* **What you need to do**
Scan the lines below for the word "JSON". Copy each line you find it in.
++++++++++++++++++++
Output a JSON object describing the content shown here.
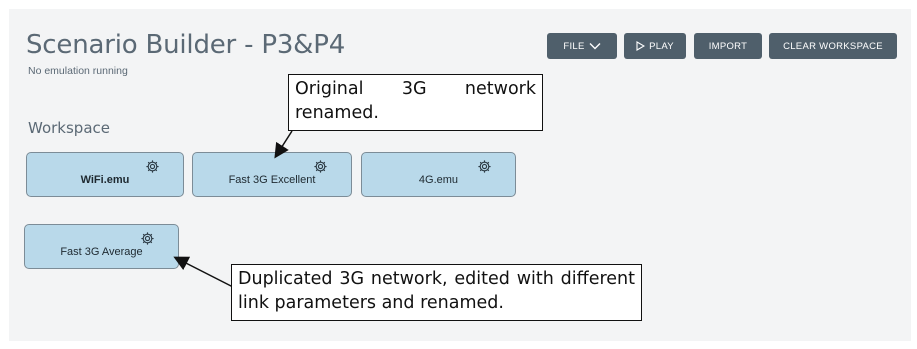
{
  "header": {
    "title": "Scenario Builder - P3&P4",
    "status": "No emulation running"
  },
  "toolbar": {
    "file_label": "FILE",
    "play_label": "PLAY",
    "import_label": "IMPORT",
    "clear_label": "CLEAR WORKSPACE"
  },
  "workspace": {
    "label": "Workspace",
    "nodes": [
      {
        "label": "WiFi.emu"
      },
      {
        "label": "Fast 3G Excellent"
      },
      {
        "label": "4G.emu"
      },
      {
        "label": "Fast 3G Average"
      }
    ]
  },
  "annotations": {
    "top": "Original 3G network renamed.",
    "bottom": "Duplicated 3G network, edited with different link parameters and renamed."
  },
  "colors": {
    "panel_bg": "#f3f4f5",
    "button_bg": "#4f5f6b",
    "node_bg": "#b9d9ea",
    "node_border": "#7c8c97",
    "title_text": "#5b6975"
  },
  "icons": {
    "file_dropdown": "chevron-down-icon",
    "play": "play-triangle-icon",
    "node_settings": "gear-icon"
  }
}
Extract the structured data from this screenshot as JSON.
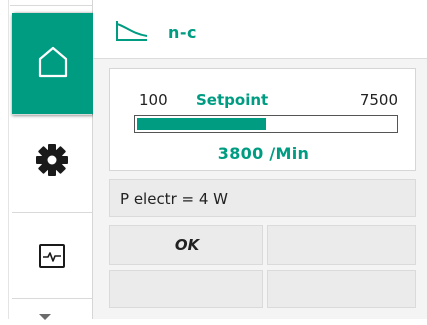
{
  "header": {
    "mode_icon": "control-curve-icon",
    "mode_label": "n-c"
  },
  "nav": {
    "items": [
      {
        "name": "home",
        "icon": "home-icon",
        "active": true
      },
      {
        "name": "settings",
        "icon": "gear-icon",
        "active": false
      },
      {
        "name": "diagnostics",
        "icon": "pulse-monitor-icon",
        "active": false
      }
    ],
    "more_icon": "chevron-down-icon"
  },
  "setpoint": {
    "min_label": "100",
    "title": "Setpoint",
    "max_label": "7500",
    "min": 100,
    "max": 7500,
    "value": 3800,
    "value_label": "3800 /Min"
  },
  "power": {
    "text": "P electr = 4 W"
  },
  "buttons": {
    "ok_label": "OK"
  },
  "colors": {
    "accent": "#009c82",
    "panel_grey": "#ebebeb",
    "text": "#222222"
  }
}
++++++++++++++++++++
* **Answer to this task**
Output a JSON object describing the content shown here.
Extract the structured data from this screenshot as JSON.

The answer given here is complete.